Task to complete:
Look through the data below. Pick out the lines holding the string "过去的日子如".

Data extract:
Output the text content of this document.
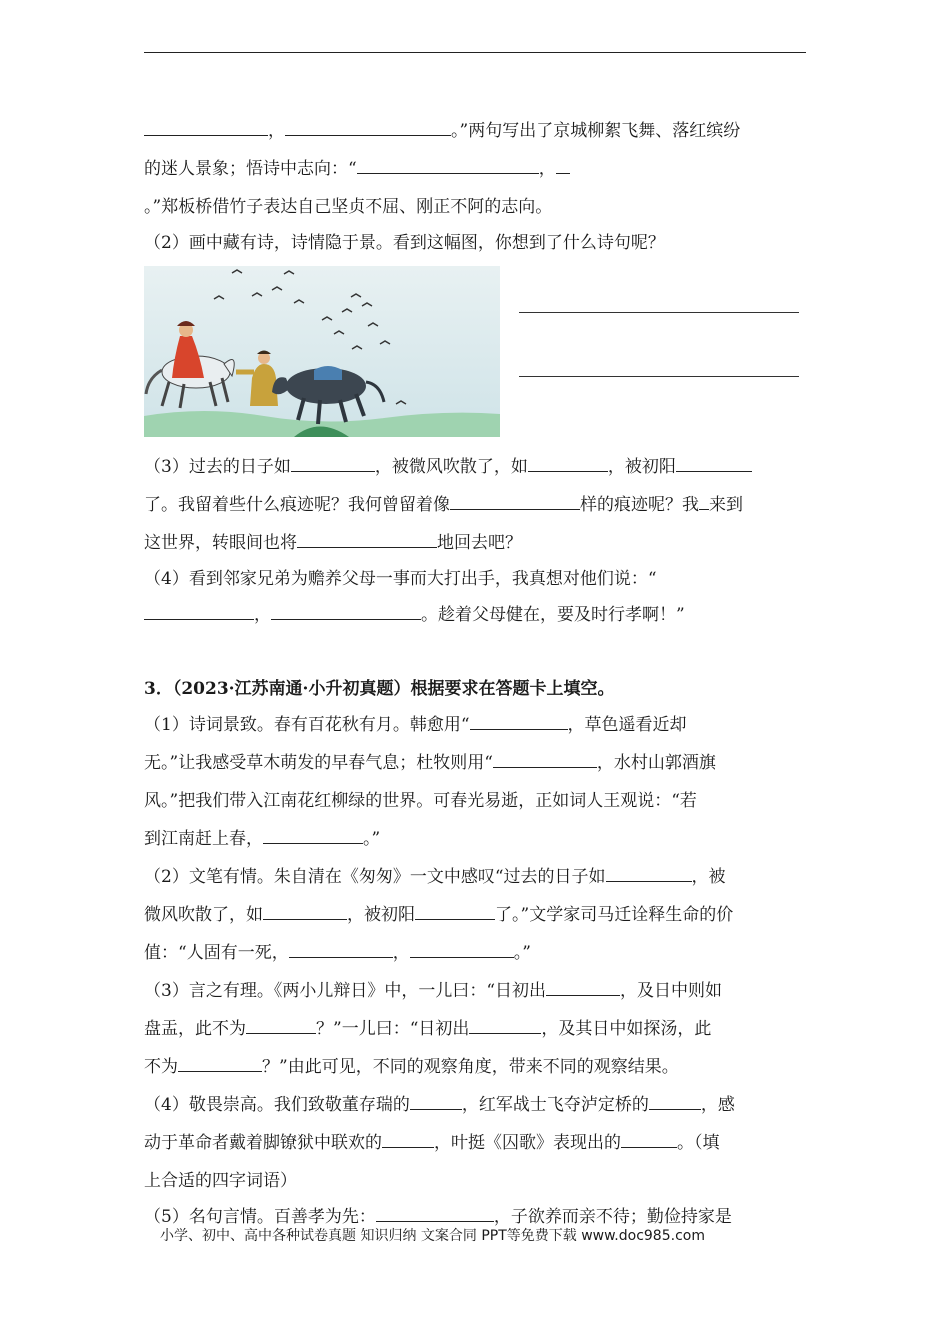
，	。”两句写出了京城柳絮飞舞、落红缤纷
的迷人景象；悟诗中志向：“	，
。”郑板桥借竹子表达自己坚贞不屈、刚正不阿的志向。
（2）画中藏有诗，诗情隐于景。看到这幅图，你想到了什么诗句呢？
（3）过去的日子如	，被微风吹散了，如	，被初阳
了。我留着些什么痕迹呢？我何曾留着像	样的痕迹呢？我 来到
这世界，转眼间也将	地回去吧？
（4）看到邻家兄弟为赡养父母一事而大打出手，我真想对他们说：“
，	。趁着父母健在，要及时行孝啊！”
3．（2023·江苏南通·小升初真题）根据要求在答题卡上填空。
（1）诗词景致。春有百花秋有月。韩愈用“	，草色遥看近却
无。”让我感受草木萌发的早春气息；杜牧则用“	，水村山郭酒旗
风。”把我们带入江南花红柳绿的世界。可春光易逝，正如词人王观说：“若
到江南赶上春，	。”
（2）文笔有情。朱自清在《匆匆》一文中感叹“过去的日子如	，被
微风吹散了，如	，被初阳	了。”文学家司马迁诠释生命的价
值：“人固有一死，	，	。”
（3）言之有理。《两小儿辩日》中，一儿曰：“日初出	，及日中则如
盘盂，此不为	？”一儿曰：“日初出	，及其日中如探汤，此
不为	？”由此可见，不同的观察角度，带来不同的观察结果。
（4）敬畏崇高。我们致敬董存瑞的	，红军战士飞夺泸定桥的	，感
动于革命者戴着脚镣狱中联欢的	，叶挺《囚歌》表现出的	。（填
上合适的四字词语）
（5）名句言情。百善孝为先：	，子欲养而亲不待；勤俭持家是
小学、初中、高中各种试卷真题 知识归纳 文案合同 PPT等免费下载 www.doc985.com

Written response:
（3）过去的日子如	，被微风吹散了，如	，被初阳
（2）文笔有情。朱自清在《匆匆》一文中感叹“过去的日子如	，被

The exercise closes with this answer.